§ Instructions for the task: Find and copy lines holding "data".
------------------------------
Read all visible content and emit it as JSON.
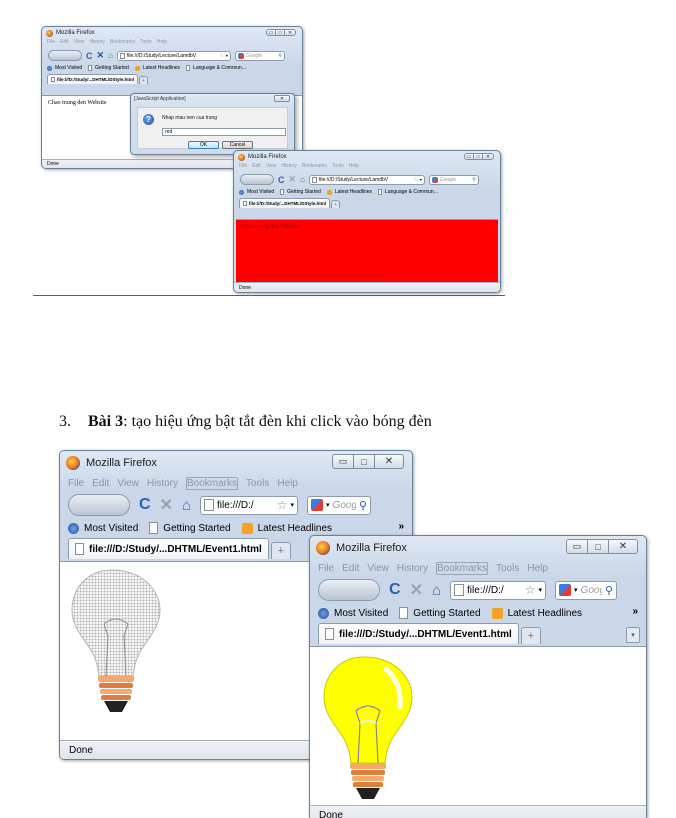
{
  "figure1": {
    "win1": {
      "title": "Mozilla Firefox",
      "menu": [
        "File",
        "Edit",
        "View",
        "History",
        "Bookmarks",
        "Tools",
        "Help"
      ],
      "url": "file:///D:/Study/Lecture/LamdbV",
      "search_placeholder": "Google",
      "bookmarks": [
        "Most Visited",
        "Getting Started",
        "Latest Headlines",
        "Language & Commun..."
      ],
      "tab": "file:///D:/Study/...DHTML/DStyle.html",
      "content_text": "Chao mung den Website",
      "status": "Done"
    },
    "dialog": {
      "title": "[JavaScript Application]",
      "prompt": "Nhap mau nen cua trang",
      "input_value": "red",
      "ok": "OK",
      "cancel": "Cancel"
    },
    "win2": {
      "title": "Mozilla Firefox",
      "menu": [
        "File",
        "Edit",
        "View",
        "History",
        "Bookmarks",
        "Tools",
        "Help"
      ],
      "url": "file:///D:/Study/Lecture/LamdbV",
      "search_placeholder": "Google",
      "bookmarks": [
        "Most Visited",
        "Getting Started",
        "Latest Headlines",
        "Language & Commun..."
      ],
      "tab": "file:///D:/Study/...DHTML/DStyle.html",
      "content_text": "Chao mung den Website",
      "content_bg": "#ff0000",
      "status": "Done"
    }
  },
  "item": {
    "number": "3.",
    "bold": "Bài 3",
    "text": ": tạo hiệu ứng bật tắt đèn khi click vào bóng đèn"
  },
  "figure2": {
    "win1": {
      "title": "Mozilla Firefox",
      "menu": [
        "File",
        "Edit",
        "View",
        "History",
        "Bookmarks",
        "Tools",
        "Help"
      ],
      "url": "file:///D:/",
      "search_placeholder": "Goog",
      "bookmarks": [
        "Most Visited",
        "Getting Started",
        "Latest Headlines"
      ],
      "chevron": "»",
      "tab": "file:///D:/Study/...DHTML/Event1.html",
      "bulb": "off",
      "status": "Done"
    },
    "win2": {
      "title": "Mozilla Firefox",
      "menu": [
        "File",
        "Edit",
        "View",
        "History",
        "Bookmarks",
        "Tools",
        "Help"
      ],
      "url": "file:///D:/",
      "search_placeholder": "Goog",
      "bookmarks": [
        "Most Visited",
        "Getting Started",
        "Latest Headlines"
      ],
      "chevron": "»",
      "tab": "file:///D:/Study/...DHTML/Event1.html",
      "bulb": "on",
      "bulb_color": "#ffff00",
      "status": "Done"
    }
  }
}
------------------------------
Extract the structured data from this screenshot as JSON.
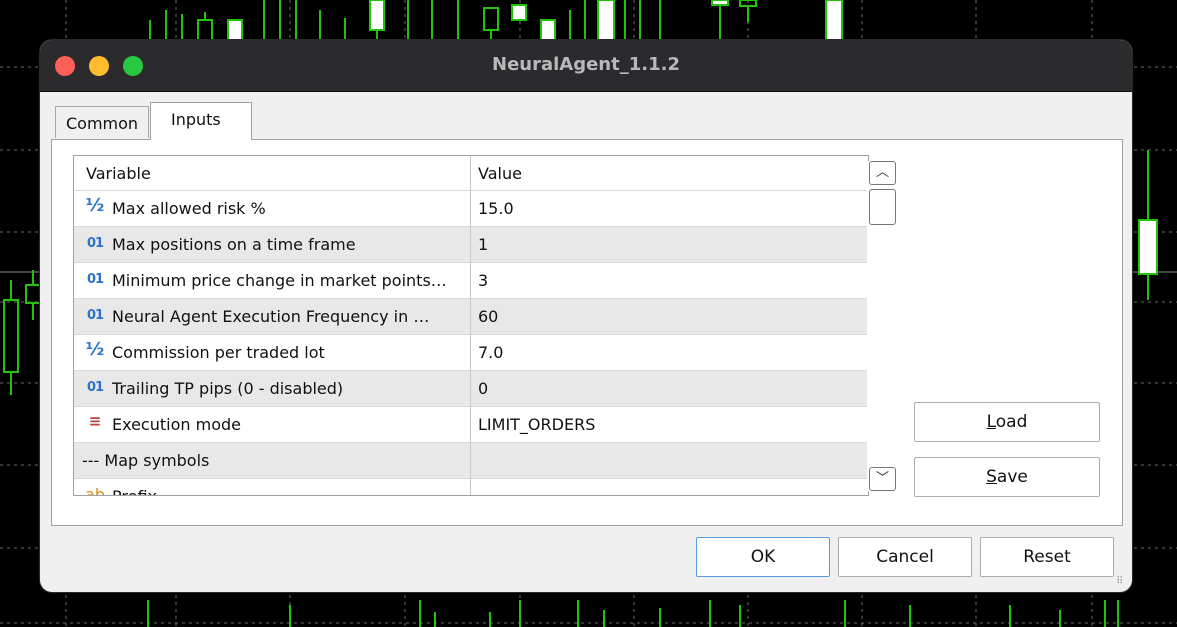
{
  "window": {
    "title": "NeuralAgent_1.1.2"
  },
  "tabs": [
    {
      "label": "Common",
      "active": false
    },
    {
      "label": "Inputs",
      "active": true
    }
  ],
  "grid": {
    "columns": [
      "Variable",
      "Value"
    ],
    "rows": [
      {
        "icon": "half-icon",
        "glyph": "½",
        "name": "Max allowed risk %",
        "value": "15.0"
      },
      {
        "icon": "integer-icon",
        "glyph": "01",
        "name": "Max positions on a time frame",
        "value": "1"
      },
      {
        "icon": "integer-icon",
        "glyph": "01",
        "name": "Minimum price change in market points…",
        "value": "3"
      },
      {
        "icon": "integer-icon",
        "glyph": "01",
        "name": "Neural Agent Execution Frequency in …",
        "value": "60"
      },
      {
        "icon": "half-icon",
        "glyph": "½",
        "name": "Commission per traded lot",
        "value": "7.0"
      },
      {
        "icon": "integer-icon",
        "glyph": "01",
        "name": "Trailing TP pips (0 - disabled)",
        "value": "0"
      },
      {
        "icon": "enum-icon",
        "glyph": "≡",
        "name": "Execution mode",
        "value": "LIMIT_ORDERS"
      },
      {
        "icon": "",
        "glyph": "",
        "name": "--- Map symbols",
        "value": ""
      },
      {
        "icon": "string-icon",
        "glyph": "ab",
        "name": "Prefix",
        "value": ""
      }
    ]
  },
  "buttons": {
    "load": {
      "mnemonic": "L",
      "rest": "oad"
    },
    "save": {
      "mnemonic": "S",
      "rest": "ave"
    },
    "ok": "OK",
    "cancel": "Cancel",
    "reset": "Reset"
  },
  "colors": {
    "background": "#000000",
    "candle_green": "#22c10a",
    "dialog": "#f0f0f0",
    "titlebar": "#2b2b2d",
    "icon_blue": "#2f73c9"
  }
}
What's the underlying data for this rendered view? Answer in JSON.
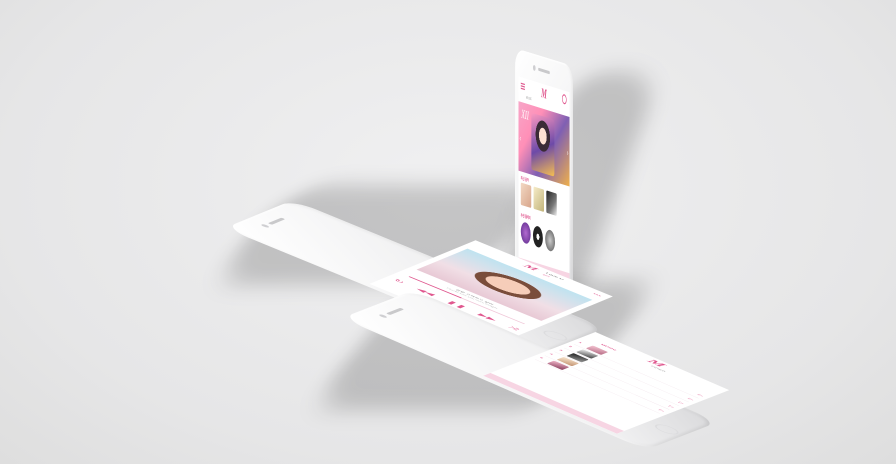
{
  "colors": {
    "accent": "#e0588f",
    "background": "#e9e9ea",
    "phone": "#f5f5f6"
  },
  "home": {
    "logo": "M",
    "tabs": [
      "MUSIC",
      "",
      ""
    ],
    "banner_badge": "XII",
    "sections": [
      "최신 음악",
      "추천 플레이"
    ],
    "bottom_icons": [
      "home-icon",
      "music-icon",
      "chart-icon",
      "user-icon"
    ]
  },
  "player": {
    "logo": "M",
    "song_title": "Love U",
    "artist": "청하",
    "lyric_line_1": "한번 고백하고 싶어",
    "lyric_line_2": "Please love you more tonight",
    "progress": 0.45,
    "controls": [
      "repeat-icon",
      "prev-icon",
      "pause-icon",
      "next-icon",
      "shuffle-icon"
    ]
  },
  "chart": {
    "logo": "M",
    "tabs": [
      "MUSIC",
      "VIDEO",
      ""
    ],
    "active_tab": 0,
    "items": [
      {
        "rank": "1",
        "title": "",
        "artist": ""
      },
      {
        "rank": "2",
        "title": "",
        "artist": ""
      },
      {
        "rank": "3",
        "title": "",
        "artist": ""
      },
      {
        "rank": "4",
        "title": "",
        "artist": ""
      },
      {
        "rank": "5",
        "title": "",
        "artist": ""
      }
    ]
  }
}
------------------------------
§ Exercise output:
Extract the structured data from this screenshot as JSON.
What's the underlying data for this rendered view? Answer in JSON.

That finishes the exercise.